§ EXERCICE ÉCRIT A
Indiquez combien de lignes des entrées contiennent la chaîne « place », en tenant compte de la casse. Donnez seulement ce nombre.

§ TEXTE PRÉSENTÉ
________________

Certains groupes très (trop) populaires éprouvent le besoin exacerbé de suraffirmer leur longévité en multipliant les best-of, compilations prétendument événementielles et autres projets sangsues n’ayant d’autre but que de vider les portefeuilles de fans trop souvent consentants. D’autres, plus confidentiels mais bien plus passionnants, multiplient outre les albums de grande classe les initiatives originales… ainsi Jad Wio, à l’affiche deux jours de suite (aujourd’hui et demain) d’une exposition récapitulative, La Ballade de Jad Wiolenski – comme de juste accompagnée d’une paire de concerts qui promettent de changer la Maison des métallos en fournaise.
Oui lecteur : Jad Wio. Groupe sensationnel s’il en est, incontournable du rock français trop souvent contourné, hydre à deux têtes – celles de Denis Bortek et de Christophe K’Bye – et rare collectif national à pouvoir prétendre au statut très prisé de groupe culte – comprendre par-là : adulé par les uns, respecté par les autres. De par leur longévité et leur goût du risque, ces deux-là font en effet partie de ces artistes qu’on peut éventuellement s’autoriser à ne pas aimer – jamais à mépriser. C’est que Bortek a fait montre depuis longtemps de son audace et de sa classe, qu’il s’agisse de narrer avec malice les aventures d’Ophélie la zoophile, ou de consacrer un concept-album à celles d’un beatnik de l’espace (et il en fallait, de la classe et du talent, pour raconter une histoire pareille sans avoir l’air bébête).
C’est que, bien plus pop que ne le pensent tous ceux qui en ont entendu parler sans jamais l’avoir écouté, Jad Wio doit avant tout son (relatif) anonymat à son goût pour le soufre et les sujets qui fâchent. Le groupe caresse rarement l’auditeur dans le sens du poil et les textes, quoique très au-dessus de ce qui se publie de nos jours en matière de musique francophone, laissent généralement assez peu de doutes sur leurs intentions. Charmante ironie : Marilyn Manson et Eminem peuvent balancer autant de « fuck » et autres « bitch » qu’ils le veulent sur les ondes FM de notre beau pays, mais on n’est pas près d’entendre "Les Habitudes n’existent pas" (pourtant très supérieure textuellement parlant) sur les ondes de Virgin Machin et de Radio Télévision Bidule… peu importe que cette chanson, à l’image de l’ensemble du récent Sex Magik : Histoire de Lilith Von Sirius, soit un de ces tubes en puissance comme Jad Wio en tricote à intervalles irréguliers depuis ses somptueux débuts discographiques au milieu des années 80.

________________

(Listes d'éléments et de régions)
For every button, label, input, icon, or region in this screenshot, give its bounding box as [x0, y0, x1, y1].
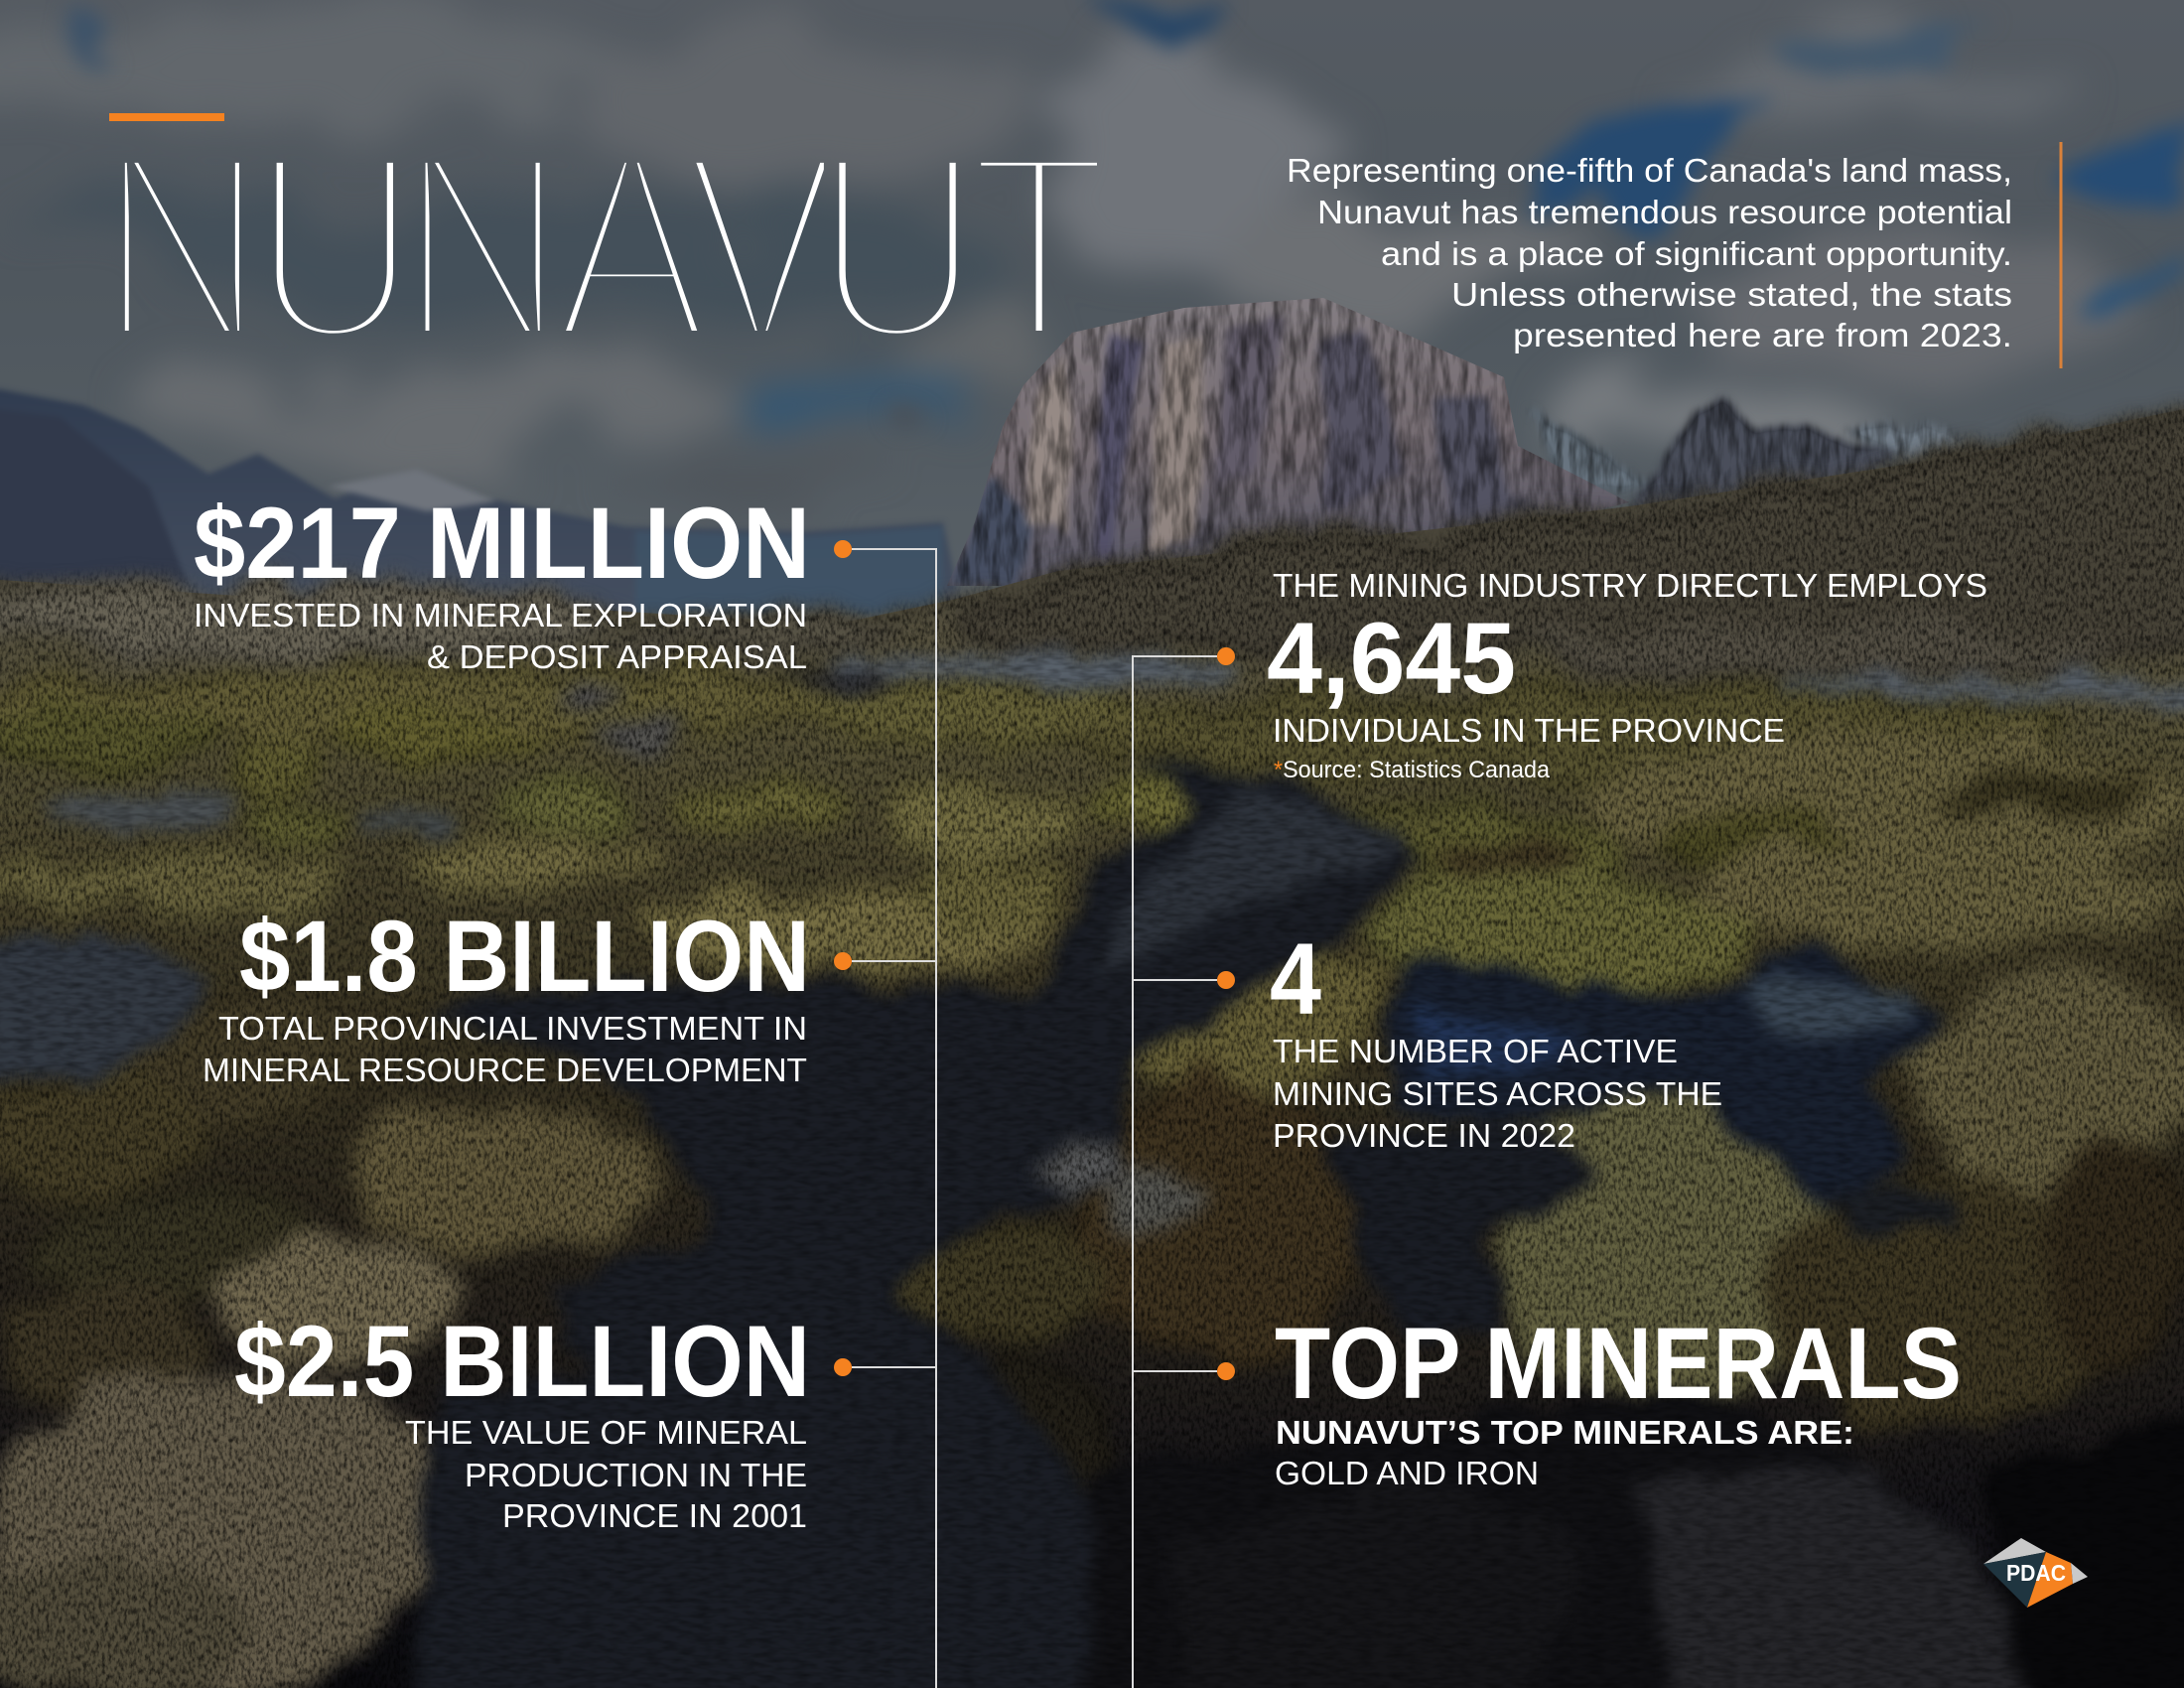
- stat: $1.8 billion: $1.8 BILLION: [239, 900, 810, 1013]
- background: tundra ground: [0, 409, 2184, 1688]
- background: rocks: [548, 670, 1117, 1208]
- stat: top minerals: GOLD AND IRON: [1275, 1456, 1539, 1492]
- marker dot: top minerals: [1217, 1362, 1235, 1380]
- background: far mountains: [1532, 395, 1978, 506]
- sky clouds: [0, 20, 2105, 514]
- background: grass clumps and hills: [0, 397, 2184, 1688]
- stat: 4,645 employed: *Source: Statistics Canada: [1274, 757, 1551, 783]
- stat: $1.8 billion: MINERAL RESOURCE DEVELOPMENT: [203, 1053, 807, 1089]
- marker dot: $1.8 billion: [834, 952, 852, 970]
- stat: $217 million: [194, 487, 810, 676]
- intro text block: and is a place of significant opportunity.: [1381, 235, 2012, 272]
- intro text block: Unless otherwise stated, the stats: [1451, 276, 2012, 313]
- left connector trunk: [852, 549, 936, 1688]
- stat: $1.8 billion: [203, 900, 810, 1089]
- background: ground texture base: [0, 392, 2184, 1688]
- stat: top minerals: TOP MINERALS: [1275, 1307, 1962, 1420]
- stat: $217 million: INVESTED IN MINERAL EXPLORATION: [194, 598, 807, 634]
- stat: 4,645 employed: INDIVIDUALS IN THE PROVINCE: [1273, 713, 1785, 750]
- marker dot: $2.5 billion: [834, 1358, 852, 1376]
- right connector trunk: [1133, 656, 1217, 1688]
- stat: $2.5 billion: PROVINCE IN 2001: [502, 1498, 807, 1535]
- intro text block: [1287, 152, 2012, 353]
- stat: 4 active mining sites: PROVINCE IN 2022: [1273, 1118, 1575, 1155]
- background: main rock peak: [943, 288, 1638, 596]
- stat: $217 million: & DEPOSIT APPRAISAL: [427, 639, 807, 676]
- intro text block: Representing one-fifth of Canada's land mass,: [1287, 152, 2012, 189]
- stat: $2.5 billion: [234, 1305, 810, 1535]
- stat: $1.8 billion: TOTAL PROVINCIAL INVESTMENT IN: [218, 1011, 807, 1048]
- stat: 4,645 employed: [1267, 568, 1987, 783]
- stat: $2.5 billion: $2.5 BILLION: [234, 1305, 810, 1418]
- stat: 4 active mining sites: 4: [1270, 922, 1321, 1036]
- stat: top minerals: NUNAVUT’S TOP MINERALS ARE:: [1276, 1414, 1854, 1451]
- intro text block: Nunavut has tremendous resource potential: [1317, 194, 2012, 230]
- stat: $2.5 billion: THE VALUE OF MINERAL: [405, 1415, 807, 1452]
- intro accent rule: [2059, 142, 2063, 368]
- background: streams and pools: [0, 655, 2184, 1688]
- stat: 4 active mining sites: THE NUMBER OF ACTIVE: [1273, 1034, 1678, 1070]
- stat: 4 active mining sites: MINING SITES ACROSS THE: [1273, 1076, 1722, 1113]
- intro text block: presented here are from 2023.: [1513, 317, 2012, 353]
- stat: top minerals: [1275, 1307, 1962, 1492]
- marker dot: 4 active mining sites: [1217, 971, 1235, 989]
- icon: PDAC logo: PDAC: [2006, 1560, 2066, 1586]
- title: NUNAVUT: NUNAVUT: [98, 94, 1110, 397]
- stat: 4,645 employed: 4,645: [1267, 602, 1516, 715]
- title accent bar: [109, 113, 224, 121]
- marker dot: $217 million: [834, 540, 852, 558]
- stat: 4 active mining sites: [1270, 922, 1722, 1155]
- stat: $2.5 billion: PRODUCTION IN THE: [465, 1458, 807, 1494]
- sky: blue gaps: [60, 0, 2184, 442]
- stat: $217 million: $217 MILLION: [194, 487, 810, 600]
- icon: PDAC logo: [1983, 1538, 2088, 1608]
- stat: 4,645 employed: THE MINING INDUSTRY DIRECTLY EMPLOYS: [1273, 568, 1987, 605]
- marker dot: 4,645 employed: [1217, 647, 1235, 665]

________________

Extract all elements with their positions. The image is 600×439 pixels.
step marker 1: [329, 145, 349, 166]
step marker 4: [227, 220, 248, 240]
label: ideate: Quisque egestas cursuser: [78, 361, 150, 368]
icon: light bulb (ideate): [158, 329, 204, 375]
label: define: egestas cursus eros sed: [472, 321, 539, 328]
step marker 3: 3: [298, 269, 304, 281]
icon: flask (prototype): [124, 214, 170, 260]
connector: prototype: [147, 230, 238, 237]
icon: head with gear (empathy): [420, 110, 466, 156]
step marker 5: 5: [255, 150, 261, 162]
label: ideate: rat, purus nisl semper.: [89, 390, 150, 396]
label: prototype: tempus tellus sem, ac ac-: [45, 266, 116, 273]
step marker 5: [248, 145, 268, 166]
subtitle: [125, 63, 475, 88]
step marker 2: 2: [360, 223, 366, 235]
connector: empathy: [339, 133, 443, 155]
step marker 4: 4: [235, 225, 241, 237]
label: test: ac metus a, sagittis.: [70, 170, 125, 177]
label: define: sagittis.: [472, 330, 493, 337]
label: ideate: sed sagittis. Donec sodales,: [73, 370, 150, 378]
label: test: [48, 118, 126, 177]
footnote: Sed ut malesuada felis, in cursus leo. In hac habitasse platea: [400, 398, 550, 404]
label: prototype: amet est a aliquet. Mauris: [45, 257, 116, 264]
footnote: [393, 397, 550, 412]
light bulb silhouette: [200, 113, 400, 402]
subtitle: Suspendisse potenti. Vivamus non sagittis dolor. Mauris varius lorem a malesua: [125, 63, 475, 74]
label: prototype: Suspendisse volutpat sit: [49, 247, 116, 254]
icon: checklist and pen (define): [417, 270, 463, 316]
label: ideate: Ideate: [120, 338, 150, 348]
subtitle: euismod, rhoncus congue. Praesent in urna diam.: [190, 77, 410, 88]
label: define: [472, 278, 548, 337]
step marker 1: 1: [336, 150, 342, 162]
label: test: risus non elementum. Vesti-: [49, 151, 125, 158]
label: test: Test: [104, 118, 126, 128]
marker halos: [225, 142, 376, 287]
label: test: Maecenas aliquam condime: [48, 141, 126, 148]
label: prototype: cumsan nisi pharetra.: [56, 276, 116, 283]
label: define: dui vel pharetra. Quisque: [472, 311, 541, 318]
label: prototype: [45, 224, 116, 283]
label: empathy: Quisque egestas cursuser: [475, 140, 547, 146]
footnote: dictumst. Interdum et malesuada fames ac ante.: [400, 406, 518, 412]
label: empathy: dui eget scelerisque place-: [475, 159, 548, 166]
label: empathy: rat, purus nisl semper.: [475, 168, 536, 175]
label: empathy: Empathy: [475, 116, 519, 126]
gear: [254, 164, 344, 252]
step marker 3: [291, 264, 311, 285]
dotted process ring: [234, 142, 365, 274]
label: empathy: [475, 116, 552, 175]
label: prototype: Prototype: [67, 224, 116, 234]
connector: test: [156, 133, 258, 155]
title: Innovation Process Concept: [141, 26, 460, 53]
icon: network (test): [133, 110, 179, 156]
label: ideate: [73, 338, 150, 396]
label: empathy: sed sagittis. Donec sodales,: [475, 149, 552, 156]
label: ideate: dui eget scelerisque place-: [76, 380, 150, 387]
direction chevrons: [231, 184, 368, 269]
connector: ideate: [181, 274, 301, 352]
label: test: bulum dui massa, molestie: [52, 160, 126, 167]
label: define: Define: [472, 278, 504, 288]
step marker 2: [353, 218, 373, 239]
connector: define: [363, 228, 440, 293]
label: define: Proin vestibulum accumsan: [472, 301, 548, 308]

________________

§ EXERCICE ÉCRIT B
D'après le texte présenté, dans quel lieu les deux concerts de Jad Wio doivent-ils se tenir ?

§ RÉSULTAT ATTENDU A
3

§ RÉSULTAT ATTENDU B
À la Maison des métallos.